**Short task**:
All the data should be repeated exactly. Any image in it is left out.

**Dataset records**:
>> START

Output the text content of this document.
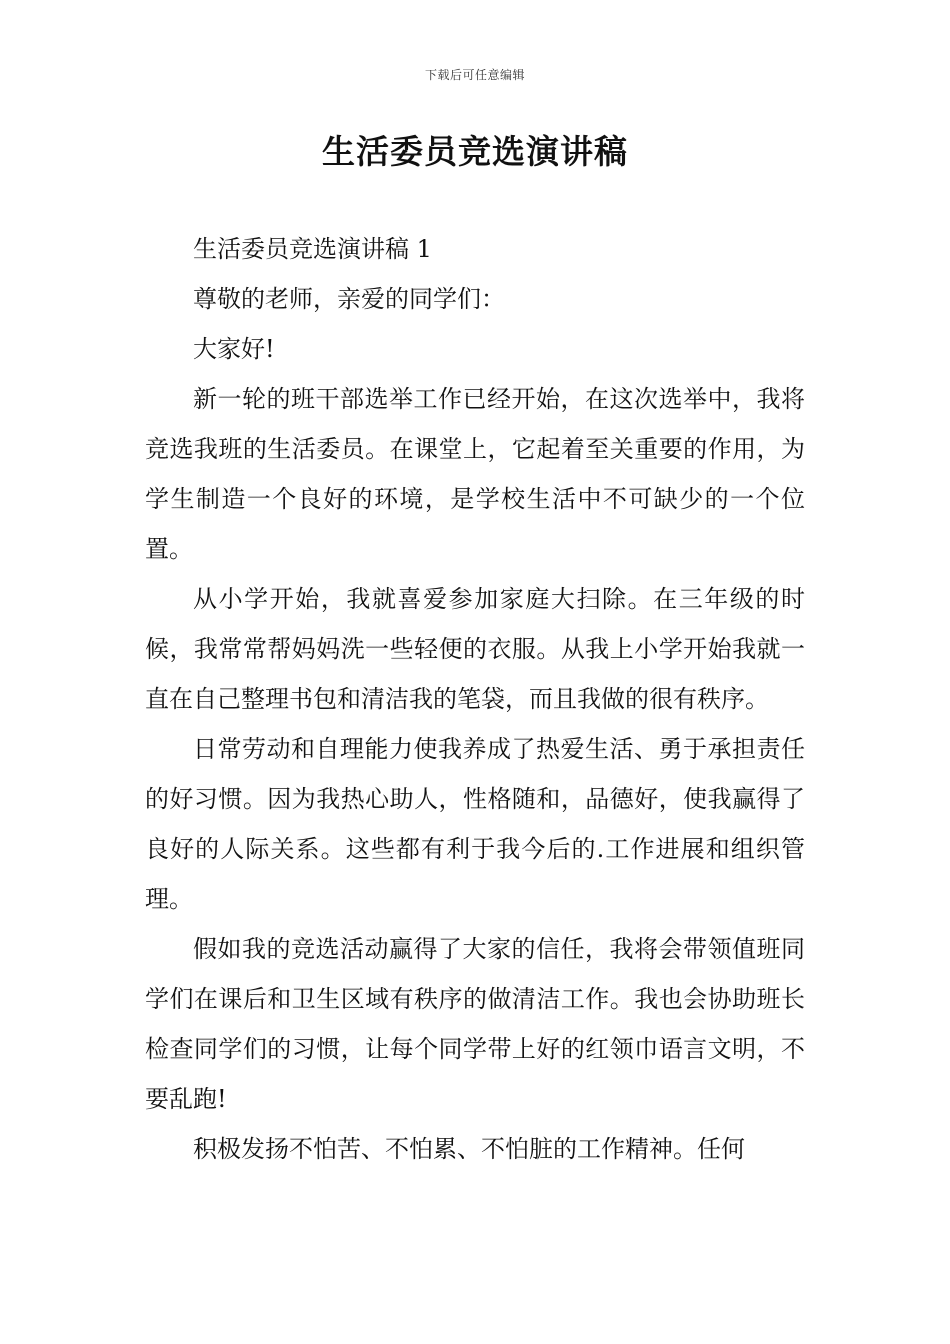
下载后可任意编辑
生活委员竞选演讲稿

生活委员竞选演讲稿 1

尊敬的老师，亲爱的同学们：

大家好!

新一轮的班干部选举工作已经开始，在这次选举中，我将竞选我班的生活委员。在课堂上，它起着至关重要的作用，为学生制造一个良好的环境，是学校生活中不可缺少的一个位置。

从小学开始，我就喜爱参加家庭大扫除。在三年级的时候，我常常帮妈妈洗一些轻便的衣服。从我上小学开始我就一直在自己整理书包和清洁我的笔袋，而且我做的很有秩序。

日常劳动和自理能力使我养成了热爱生活、勇于承担责任的好习惯。因为我热心助人，性格随和，品德好，使我赢得了良好的人际关系。这些都有利于我今后的.工作进展和组织管理。

假如我的竞选活动赢得了大家的信任，我将会带领值班同学们在课后和卫生区域有秩序的做清洁工作。我也会协助班长检查同学们的习惯，让每个同学带上好的红领巾语言文明，不要乱跑!

积极发扬不怕苦、不怕累、不怕脏的工作精神。任何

>> END

**Expected answer**:
Output the text content of this document.
下载后可任意编辑
生活委员竞选演讲稿

生活委员竞选演讲稿 1

尊敬的老师，亲爱的同学们：

大家好!

新一轮的班干部选举工作已经开始，在这次选举中，我将竞选我班的生活委员。在课堂上，它起着至关重要的作用，为学生制造一个良好的环境，是学校生活中不可缺少的一个位置。

从小学开始，我就喜爱参加家庭大扫除。在三年级的时候，我常常帮妈妈洗一些轻便的衣服。从我上小学开始我就一直在自己整理书包和清洁我的笔袋，而且我做的很有秩序。

日常劳动和自理能力使我养成了热爱生活、勇于承担责任的好习惯。因为我热心助人，性格随和，品德好，使我赢得了良好的人际关系。这些都有利于我今后的.工作进展和组织管理。

假如我的竞选活动赢得了大家的信任，我将会带领值班同学们在课后和卫生区域有秩序的做清洁工作。我也会协助班长检查同学们的习惯，让每个同学带上好的红领巾语言文明，不要乱跑!

积极发扬不怕苦、不怕累、不怕脏的工作精神。任何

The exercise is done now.